- **TASK BRIEF**
Look over the lines below. Report each one that includes the string "rudesse".

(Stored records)
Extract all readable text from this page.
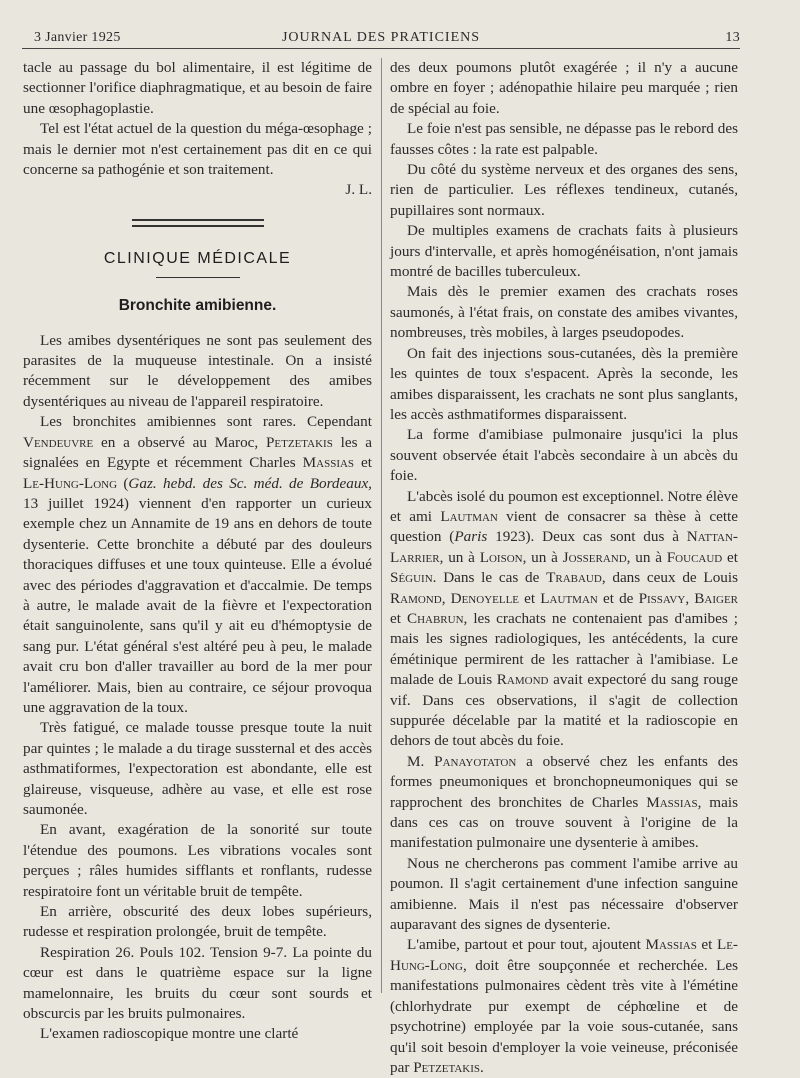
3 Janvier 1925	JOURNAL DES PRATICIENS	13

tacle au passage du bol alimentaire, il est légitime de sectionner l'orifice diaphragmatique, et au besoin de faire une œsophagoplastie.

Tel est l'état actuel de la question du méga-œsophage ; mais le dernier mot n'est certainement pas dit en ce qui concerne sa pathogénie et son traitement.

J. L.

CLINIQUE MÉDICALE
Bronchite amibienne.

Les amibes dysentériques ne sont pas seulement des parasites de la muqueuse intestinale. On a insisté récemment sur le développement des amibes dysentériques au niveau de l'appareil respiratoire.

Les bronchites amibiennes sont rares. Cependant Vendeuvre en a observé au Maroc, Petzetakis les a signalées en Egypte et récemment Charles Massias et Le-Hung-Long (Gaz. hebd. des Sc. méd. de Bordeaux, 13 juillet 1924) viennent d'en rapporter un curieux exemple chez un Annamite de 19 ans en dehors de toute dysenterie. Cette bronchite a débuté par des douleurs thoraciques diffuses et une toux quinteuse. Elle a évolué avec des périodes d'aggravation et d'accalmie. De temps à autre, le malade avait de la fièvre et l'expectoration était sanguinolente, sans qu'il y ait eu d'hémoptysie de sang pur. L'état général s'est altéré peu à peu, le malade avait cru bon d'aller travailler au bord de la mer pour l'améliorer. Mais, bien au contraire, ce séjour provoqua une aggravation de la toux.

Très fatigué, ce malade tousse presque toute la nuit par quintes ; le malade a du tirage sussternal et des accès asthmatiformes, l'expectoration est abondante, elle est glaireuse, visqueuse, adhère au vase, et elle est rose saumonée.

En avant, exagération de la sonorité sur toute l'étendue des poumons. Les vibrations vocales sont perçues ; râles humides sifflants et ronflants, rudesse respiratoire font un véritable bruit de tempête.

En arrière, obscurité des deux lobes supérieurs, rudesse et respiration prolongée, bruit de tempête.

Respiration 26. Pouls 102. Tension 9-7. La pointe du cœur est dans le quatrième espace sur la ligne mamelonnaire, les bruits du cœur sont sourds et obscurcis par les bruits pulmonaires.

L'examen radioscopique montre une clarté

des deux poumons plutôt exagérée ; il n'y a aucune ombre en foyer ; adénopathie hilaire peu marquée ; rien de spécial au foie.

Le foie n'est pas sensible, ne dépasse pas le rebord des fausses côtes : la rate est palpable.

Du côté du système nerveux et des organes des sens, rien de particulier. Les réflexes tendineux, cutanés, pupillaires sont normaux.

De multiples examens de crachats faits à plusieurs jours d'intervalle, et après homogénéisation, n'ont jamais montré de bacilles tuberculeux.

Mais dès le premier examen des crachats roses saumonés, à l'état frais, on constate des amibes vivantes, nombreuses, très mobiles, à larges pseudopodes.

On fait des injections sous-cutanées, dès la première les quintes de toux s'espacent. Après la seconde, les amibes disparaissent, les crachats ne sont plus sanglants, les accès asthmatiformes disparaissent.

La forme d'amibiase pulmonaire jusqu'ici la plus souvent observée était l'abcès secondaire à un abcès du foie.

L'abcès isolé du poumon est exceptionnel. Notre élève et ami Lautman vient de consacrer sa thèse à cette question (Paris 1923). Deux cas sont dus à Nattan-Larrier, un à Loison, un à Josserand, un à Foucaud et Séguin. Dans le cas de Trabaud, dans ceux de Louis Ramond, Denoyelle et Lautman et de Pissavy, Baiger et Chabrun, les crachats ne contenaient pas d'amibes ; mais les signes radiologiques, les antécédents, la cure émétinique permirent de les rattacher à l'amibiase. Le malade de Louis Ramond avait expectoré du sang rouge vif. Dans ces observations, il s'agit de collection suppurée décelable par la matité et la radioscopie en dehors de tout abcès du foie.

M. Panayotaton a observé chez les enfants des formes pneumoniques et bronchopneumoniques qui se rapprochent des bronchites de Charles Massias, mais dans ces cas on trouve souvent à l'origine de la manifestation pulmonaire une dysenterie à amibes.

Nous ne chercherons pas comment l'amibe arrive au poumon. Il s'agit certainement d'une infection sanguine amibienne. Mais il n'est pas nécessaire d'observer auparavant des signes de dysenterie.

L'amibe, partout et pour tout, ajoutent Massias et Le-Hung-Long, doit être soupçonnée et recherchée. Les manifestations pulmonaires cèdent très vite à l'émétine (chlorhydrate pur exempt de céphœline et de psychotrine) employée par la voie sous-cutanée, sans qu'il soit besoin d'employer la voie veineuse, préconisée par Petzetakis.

- **WRITTEN RESPONSE**
En avant, exagération de la sonorité sur toute l'étendue des poumons. Les vibrations vocales sont perçues ; râles humides sifflants et ronflants, rudesse respiratoire font un véritable bruit de tempête.
En arrière, obscurité des deux lobes supérieurs, rudesse et respiration prolongée, bruit de tempête.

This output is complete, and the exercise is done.